> [AIM OF THE TASK]: Read the lines that follow and pick out every one containing the word "SLOTS".

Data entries
* * *
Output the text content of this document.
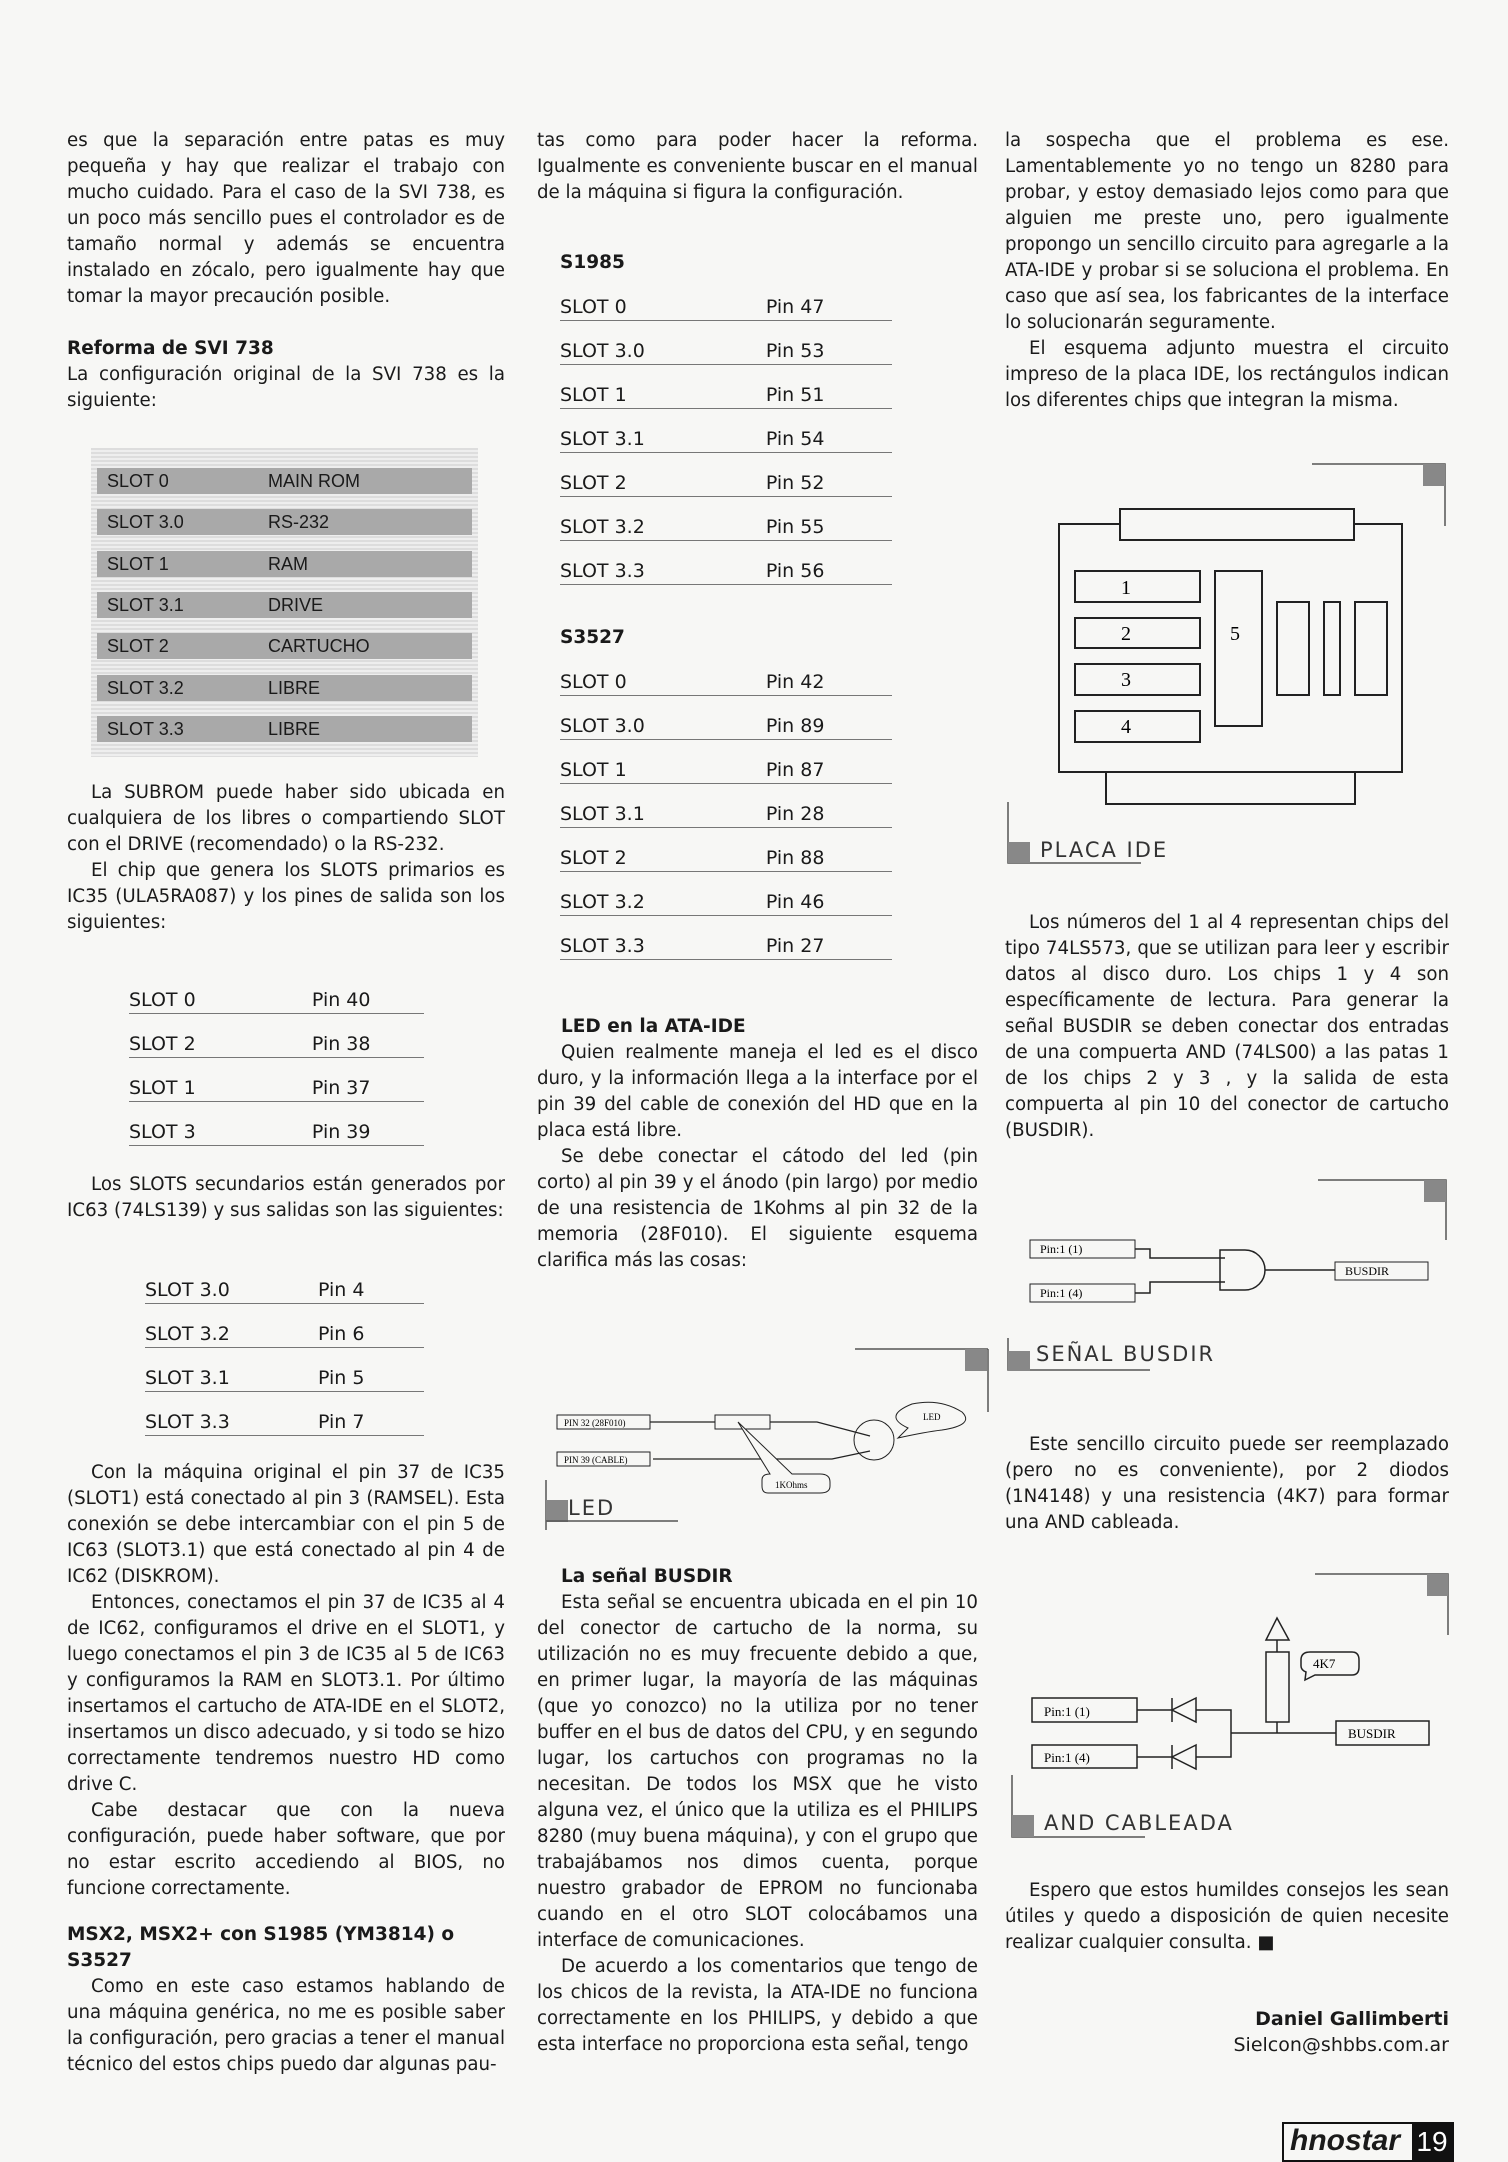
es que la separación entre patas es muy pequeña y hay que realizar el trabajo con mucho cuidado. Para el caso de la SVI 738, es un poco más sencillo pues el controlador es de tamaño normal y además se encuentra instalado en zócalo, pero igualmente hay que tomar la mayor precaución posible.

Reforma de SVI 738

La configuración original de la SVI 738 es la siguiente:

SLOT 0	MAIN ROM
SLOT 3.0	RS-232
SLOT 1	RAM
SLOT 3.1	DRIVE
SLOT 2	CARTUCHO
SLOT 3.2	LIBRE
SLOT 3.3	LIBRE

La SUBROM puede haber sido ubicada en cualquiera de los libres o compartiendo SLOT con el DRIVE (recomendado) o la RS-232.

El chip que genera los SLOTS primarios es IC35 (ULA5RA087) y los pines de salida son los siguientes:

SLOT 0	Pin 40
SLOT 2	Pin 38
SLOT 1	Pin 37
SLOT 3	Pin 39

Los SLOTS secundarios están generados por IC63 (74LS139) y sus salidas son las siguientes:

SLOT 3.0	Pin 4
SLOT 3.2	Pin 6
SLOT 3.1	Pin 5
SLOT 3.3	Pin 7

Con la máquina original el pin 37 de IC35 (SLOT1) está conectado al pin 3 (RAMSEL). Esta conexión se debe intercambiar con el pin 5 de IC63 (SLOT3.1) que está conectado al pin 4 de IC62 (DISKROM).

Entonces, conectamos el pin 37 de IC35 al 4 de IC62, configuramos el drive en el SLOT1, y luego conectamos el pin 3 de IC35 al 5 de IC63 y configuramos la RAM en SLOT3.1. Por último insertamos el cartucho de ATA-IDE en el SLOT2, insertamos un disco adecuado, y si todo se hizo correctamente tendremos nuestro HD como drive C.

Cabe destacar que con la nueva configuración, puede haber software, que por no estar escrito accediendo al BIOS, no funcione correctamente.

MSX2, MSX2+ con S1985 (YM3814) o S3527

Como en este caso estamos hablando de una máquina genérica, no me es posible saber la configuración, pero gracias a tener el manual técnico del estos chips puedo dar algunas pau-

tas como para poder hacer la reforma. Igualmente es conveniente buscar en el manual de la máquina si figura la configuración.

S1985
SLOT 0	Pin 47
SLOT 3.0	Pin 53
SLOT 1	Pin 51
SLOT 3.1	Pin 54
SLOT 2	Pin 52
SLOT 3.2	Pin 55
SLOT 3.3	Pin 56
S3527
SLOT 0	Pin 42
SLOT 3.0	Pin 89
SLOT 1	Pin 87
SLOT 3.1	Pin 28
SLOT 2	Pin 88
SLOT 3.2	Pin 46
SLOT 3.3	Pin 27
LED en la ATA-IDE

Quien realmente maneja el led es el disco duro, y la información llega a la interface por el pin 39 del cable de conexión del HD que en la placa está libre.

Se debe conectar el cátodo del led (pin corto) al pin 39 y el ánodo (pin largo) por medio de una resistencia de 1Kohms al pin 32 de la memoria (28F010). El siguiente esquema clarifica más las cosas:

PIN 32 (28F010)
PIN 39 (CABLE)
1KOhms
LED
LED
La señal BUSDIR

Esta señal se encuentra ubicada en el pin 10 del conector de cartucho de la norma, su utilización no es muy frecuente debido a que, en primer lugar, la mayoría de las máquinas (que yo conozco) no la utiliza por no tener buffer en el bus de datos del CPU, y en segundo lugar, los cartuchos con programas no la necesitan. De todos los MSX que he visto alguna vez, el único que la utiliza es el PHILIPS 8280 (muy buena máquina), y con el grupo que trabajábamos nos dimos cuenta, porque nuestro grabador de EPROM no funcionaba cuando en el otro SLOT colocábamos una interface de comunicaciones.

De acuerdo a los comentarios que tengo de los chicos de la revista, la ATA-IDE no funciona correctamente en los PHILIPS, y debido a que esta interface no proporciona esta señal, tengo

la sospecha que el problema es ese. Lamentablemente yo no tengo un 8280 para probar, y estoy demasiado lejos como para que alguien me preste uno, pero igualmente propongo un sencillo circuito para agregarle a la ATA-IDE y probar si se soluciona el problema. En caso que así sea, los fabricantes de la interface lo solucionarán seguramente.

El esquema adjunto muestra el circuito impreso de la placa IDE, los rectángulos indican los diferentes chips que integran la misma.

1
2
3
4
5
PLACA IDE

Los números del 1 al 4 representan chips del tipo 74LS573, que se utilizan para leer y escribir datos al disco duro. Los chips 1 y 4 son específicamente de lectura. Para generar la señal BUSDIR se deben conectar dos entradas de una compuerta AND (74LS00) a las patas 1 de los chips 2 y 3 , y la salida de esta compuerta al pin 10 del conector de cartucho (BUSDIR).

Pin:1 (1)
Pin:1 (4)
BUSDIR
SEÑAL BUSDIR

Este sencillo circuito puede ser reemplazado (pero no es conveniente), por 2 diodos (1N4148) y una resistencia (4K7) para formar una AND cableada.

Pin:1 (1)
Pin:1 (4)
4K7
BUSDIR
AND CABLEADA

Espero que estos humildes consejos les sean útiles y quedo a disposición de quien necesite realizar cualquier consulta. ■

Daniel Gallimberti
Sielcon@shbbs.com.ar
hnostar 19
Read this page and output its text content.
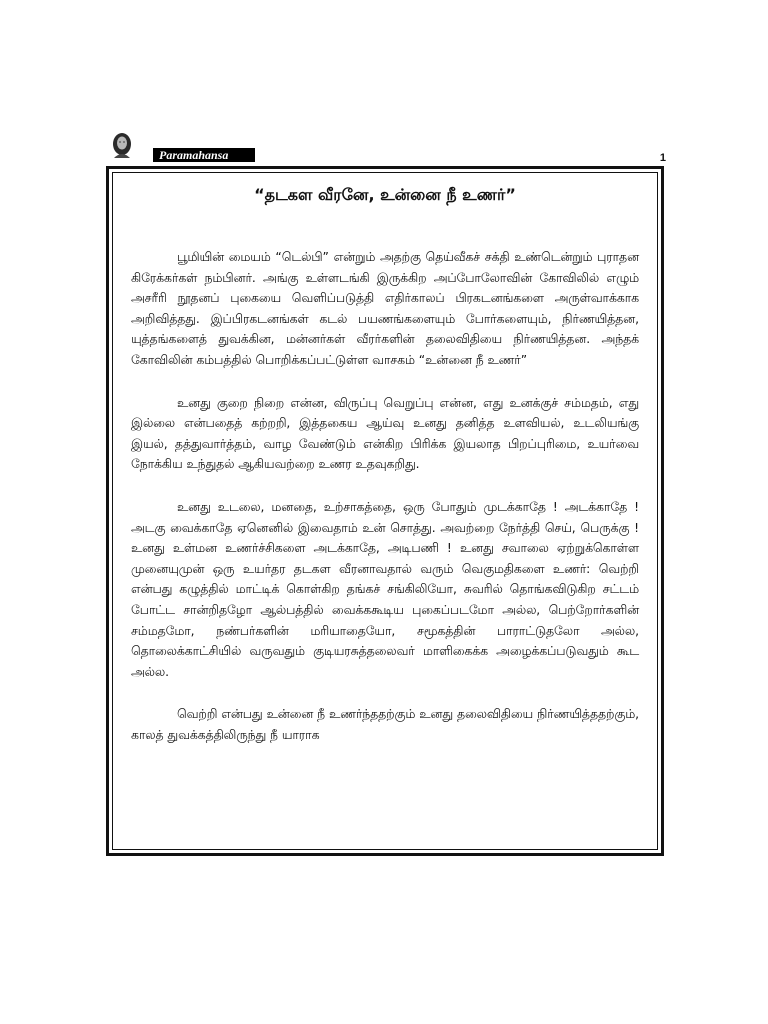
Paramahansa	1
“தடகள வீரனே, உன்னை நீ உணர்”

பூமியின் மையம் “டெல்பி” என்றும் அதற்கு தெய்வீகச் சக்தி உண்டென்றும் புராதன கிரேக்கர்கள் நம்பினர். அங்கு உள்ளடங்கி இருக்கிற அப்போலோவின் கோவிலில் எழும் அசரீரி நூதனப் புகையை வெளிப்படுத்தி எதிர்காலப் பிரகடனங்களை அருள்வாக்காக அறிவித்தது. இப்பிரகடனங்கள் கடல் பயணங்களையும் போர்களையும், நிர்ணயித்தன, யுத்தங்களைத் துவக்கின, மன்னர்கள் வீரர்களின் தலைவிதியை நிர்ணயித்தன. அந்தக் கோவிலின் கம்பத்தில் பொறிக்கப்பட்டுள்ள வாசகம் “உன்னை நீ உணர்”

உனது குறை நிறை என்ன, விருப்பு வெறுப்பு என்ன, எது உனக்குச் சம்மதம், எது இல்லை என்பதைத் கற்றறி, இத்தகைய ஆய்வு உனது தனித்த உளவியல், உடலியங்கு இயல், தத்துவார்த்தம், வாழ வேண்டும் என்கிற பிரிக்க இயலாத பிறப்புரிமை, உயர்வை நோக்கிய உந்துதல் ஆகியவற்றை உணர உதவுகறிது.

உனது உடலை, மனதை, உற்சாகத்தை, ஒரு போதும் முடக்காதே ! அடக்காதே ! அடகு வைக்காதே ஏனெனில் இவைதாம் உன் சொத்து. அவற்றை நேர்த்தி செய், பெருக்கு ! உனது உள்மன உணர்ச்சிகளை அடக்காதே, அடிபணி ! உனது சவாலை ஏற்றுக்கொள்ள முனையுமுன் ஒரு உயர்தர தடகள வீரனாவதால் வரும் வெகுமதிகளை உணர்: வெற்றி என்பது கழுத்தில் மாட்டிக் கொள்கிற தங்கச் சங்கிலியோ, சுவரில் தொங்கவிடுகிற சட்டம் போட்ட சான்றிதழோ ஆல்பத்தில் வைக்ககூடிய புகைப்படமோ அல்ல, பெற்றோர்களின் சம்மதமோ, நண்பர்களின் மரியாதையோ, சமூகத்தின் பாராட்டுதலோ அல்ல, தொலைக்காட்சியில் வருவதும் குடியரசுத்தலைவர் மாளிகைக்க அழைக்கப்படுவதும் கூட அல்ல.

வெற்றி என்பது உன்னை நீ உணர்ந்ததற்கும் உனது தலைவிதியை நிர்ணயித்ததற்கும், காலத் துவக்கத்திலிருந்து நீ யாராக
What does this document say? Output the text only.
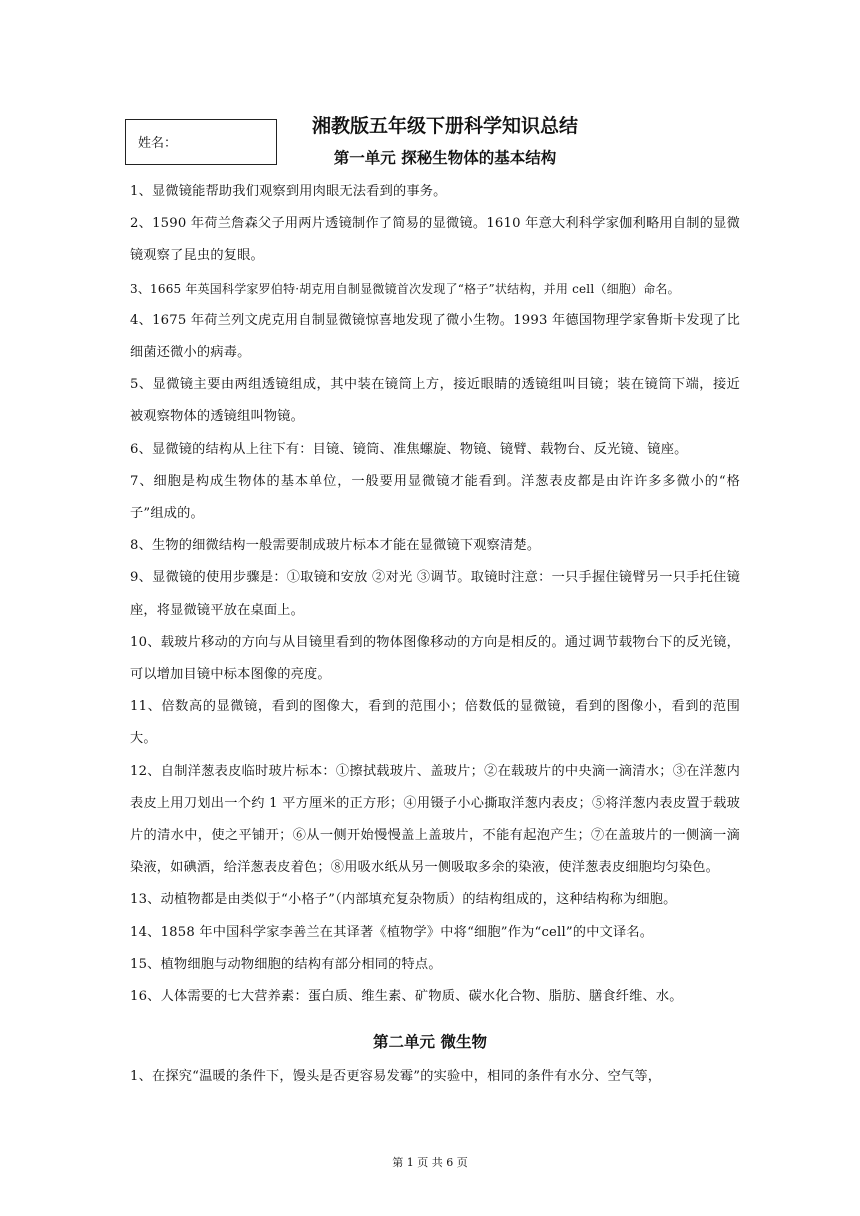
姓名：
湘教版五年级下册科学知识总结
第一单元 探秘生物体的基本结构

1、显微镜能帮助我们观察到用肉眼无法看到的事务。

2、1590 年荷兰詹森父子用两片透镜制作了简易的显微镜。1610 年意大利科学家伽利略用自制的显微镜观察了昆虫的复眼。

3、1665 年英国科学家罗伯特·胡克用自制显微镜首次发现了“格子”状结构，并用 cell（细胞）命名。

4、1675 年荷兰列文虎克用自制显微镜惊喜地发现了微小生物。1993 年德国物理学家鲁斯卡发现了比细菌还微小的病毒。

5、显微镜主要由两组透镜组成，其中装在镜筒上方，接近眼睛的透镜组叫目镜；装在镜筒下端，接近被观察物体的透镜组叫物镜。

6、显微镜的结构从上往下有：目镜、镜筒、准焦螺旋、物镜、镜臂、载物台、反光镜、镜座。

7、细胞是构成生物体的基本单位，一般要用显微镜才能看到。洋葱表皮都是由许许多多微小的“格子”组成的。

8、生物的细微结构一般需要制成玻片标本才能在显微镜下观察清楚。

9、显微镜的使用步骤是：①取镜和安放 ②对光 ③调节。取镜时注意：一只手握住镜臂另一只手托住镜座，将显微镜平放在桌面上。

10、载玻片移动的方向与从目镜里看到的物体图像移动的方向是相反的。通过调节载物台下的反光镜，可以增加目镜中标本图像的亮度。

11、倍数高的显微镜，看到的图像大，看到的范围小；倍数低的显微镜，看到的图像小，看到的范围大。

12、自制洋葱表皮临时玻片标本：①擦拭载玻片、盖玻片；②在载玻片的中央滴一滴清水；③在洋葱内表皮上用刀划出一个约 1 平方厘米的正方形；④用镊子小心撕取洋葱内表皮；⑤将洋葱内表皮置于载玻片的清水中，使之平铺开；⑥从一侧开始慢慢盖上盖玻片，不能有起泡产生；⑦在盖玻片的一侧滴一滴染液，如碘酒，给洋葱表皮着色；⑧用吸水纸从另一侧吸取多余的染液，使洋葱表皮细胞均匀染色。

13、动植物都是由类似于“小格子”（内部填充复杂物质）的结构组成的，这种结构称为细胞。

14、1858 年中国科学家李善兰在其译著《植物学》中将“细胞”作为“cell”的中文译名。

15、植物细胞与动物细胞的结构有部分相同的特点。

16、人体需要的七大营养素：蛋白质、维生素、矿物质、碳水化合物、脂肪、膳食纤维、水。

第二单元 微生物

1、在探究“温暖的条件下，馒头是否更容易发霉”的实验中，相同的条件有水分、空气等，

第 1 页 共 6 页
* * *
> [RESULT FOR THIS EXERCISE]:
El chip que genera los SLOTS primarios es IC35 (ULA5RA087) y los pines de salida son los siguientes:
Los SLOTS secundarios están generados por IC63 (74LS139) y sus salidas son las siguientes:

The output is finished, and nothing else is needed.